**What you need to do:**
Every entry below should be transcribed exactly; pictures stay out of the copy.

Rows from a dataset:
■ ■ ■ ■

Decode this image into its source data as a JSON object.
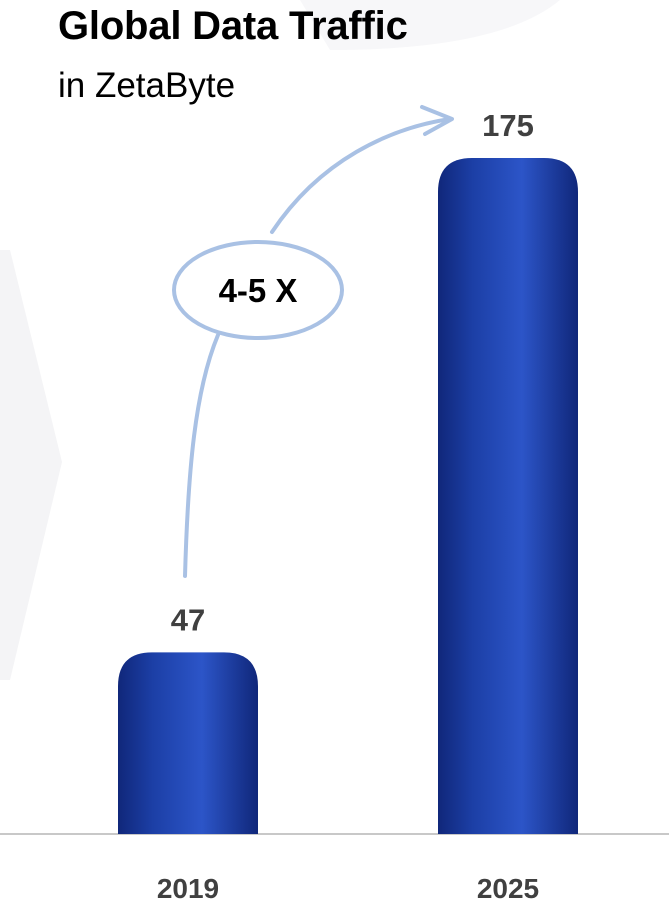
{
  "chart_data": {
    "type": "bar",
    "title": "Global Data Traffic",
    "subtitle": "in ZetaByte",
    "categories": [
      "2019",
      "2025"
    ],
    "values": [
      47,
      175
    ],
    "data_labels": [
      "47",
      "175"
    ],
    "annotation": "4-5 X",
    "xlabel": "",
    "ylabel": "",
    "ylim": [
      0,
      190
    ],
    "grid": false,
    "legend": "none"
  },
  "colors": {
    "bar": "#1c3fa6",
    "bar_dark": "#10277a",
    "bar_light": "#2c55c8",
    "arrow": "#a9c1e4",
    "text_gray": "#404040",
    "axis": "#c8c8c8",
    "background_shape": "#f4f4f6"
  }
}
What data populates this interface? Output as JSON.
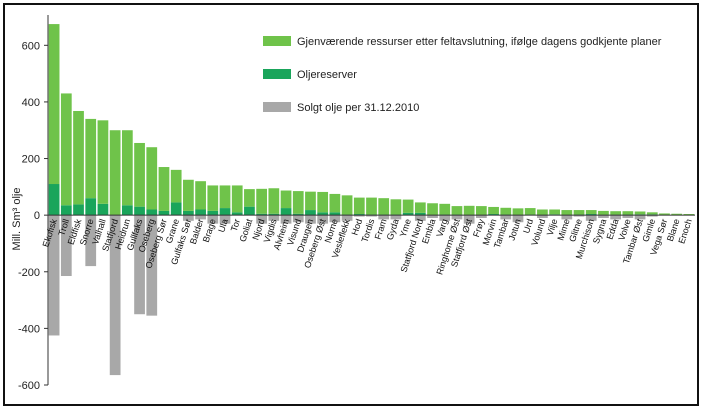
{
  "chart_data": {
    "type": "bar",
    "title": "",
    "xlabel": "",
    "ylabel": "Mill. Sm³ olje",
    "ylim": [
      -600,
      700
    ],
    "yticks": [
      -600,
      -400,
      -200,
      0,
      200,
      400,
      600
    ],
    "grid": false,
    "legend_position": "top-right",
    "stacked": true,
    "categories": [
      "Ekofisk",
      "Troll",
      "Eldfisk",
      "Snorre",
      "Valhall",
      "Statfjord",
      "Heidrun",
      "Gullfaks",
      "Oseberg",
      "Oseberg Sør",
      "Grane",
      "Gulfaks Sør",
      "Balder",
      "Brage",
      "Ula",
      "Tor",
      "Goliat",
      "Njord",
      "Vigdis",
      "Alvheim",
      "Visund",
      "Draugen",
      "Oseberg Øst",
      "Norne",
      "Vesleflekk",
      "Hod",
      "Tordis",
      "Fram",
      "Gyda",
      "Yme",
      "Statfjord Nord",
      "Embla",
      "Varg",
      "Ringhorne Øst",
      "Statfjord Øst",
      "Frøy",
      "Morvin",
      "Tambar",
      "Jotun",
      "Urd",
      "Volund",
      "Vilje",
      "Mime",
      "Glitne",
      "Murchison",
      "Sygna",
      "Edda",
      "Volve",
      "Tambar Øst",
      "Gimle",
      "Vega Sør",
      "Blane",
      "Enoch"
    ],
    "series": [
      {
        "name": "Gjenværende ressurser etter feltavslutning, ifølge dagens godkjente planer",
        "color": "#6fc34a",
        "values": [
          565,
          395,
          330,
          280,
          295,
          300,
          265,
          225,
          220,
          155,
          115,
          110,
          100,
          90,
          80,
          95,
          62,
          88,
          90,
          62,
          80,
          65,
          72,
          65,
          68,
          58,
          60,
          58,
          54,
          47,
          37,
          42,
          38,
          30,
          33,
          32,
          25,
          24,
          24,
          23,
          20,
          17,
          18,
          16,
          14,
          14,
          13,
          12,
          10,
          7,
          6,
          5,
          4
        ]
      },
      {
        "name": "Oljereserver",
        "color": "#1aa55b",
        "values": [
          110,
          35,
          38,
          60,
          40,
          0,
          35,
          30,
          20,
          15,
          45,
          15,
          20,
          15,
          25,
          10,
          30,
          5,
          5,
          25,
          5,
          18,
          10,
          10,
          2,
          4,
          2,
          2,
          2,
          8,
          8,
          0,
          2,
          2,
          0,
          0,
          4,
          2,
          0,
          2,
          0,
          3,
          0,
          2,
          4,
          1,
          1,
          2,
          3,
          3,
          0,
          0,
          0
        ]
      },
      {
        "name": "Solgt olje per 31.12.2010",
        "color": "#a8a8a8",
        "values": [
          -425,
          -215,
          0,
          -180,
          0,
          -565,
          0,
          -350,
          -355,
          0,
          0,
          -20,
          -15,
          -30,
          -30,
          0,
          0,
          -30,
          -20,
          -30,
          -25,
          -30,
          -30,
          -25,
          -20,
          -5,
          -5,
          -15,
          -15,
          0,
          -20,
          -10,
          -20,
          -15,
          -30,
          -10,
          0,
          -15,
          -25,
          0,
          -10,
          0,
          -15,
          -5,
          -20,
          -10,
          -15,
          -10,
          -15,
          -5,
          0,
          0,
          0
        ]
      }
    ],
    "legend": [
      {
        "label": "Gjenværende ressurser etter feltavslutning, ifølge dagens godkjente planer",
        "color": "#6fc34a"
      },
      {
        "label": "Oljereserver",
        "color": "#1aa55b"
      },
      {
        "label": "Solgt olje per 31.12.2010",
        "color": "#a8a8a8"
      }
    ]
  }
}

■ ■ ■ ■

**Result for this task:**
Decode this image into its source data as a JSON object.
{
  "chart_data": {
    "type": "bar",
    "title": "Global Data Traffic",
    "subtitle": "in ZetaByte",
    "categories": [
      "2019",
      "2025"
    ],
    "values": [
      47,
      175
    ],
    "data_labels": [
      "47",
      "175"
    ],
    "annotation": "4-5 X",
    "xlabel": "",
    "ylabel": "",
    "ylim": [
      0,
      190
    ],
    "grid": false,
    "legend": "none"
  },
  "colors": {
    "bar": "#1c3fa6",
    "bar_dark": "#10277a",
    "bar_light": "#2c55c8",
    "arrow": "#a9c1e4",
    "text_gray": "#404040",
    "axis": "#c8c8c8",
    "background_shape": "#f4f4f6"
  }
}
What data populates this interface? Output as JSON.
{
  "chart_data": {
    "type": "bar",
    "title": "",
    "xlabel": "",
    "ylabel": "Mill. Sm³ olje",
    "ylim": [
      -600,
      700
    ],
    "yticks": [
      -600,
      -400,
      -200,
      0,
      200,
      400,
      600
    ],
    "grid": false,
    "legend_position": "top-right",
    "stacked": true,
    "categories": [
      "Ekofisk",
      "Troll",
      "Eldfisk",
      "Snorre",
      "Valhall",
      "Statfjord",
      "Heidrun",
      "Gullfaks",
      "Oseberg",
      "Oseberg Sør",
      "Grane",
      "Gulfaks Sør",
      "Balder",
      "Brage",
      "Ula",
      "Tor",
      "Goliat",
      "Njord",
      "Vigdis",
      "Alvheim",
      "Visund",
      "Draugen",
      "Oseberg Øst",
      "Norne",
      "Vesleflekk",
      "Hod",
      "Tordis",
      "Fram",
      "Gyda",
      "Yme",
      "Statfjord Nord",
      "Embla",
      "Varg",
      "Ringhorne Øst",
      "Statfjord Øst",
      "Frøy",
      "Morvin",
      "Tambar",
      "Jotun",
      "Urd",
      "Volund",
      "Vilje",
      "Mime",
      "Glitne",
      "Murchison",
      "Sygna",
      "Edda",
      "Volve",
      "Tambar Øst",
      "Gimle",
      "Vega Sør",
      "Blane",
      "Enoch"
    ],
    "series": [
      {
        "name": "Gjenværende ressurser etter feltavslutning, ifølge dagens godkjente planer",
        "color": "#6fc34a",
        "values": [
          565,
          395,
          330,
          280,
          295,
          300,
          265,
          225,
          220,
          155,
          115,
          110,
          100,
          90,
          80,
          95,
          62,
          88,
          90,
          62,
          80,
          65,
          72,
          65,
          68,
          58,
          60,
          58,
          54,
          47,
          37,
          42,
          38,
          30,
          33,
          32,
          25,
          24,
          24,
          23,
          20,
          17,
          18,
          16,
          14,
          14,
          13,
          12,
          10,
          7,
          6,
          5,
          4
        ]
      },
      {
        "name": "Oljereserver",
        "color": "#1aa55b",
        "values": [
          110,
          35,
          38,
          60,
          40,
          0,
          35,
          30,
          20,
          15,
          45,
          15,
          20,
          15,
          25,
          10,
          30,
          5,
          5,
          25,
          5,
          18,
          10,
          10,
          2,
          4,
          2,
          2,
          2,
          8,
          8,
          0,
          2,
          2,
          0,
          0,
          4,
          2,
          0,
          2,
          0,
          3,
          0,
          2,
          4,
          1,
          1,
          2,
          3,
          3,
          0,
          0,
          0
        ]
      },
      {
        "name": "Solgt olje per 31.12.2010",
        "color": "#a8a8a8",
        "values": [
          -425,
          -215,
          0,
          -180,
          0,
          -565,
          0,
          -350,
          -355,
          0,
          0,
          -20,
          -15,
          -30,
          -30,
          0,
          0,
          -30,
          -20,
          -30,
          -25,
          -30,
          -30,
          -25,
          -20,
          -5,
          -5,
          -15,
          -15,
          0,
          -20,
          -10,
          -20,
          -15,
          -30,
          -10,
          0,
          -15,
          -25,
          0,
          -10,
          0,
          -15,
          -5,
          -20,
          -10,
          -15,
          -10,
          -15,
          -5,
          0,
          0,
          0
        ]
      }
    ],
    "legend": [
      {
        "label": "Gjenværende ressurser etter feltavslutning, ifølge dagens godkjente planer",
        "color": "#6fc34a"
      },
      {
        "label": "Oljereserver",
        "color": "#1aa55b"
      },
      {
        "label": "Solgt olje per 31.12.2010",
        "color": "#a8a8a8"
      }
    ]
  }
}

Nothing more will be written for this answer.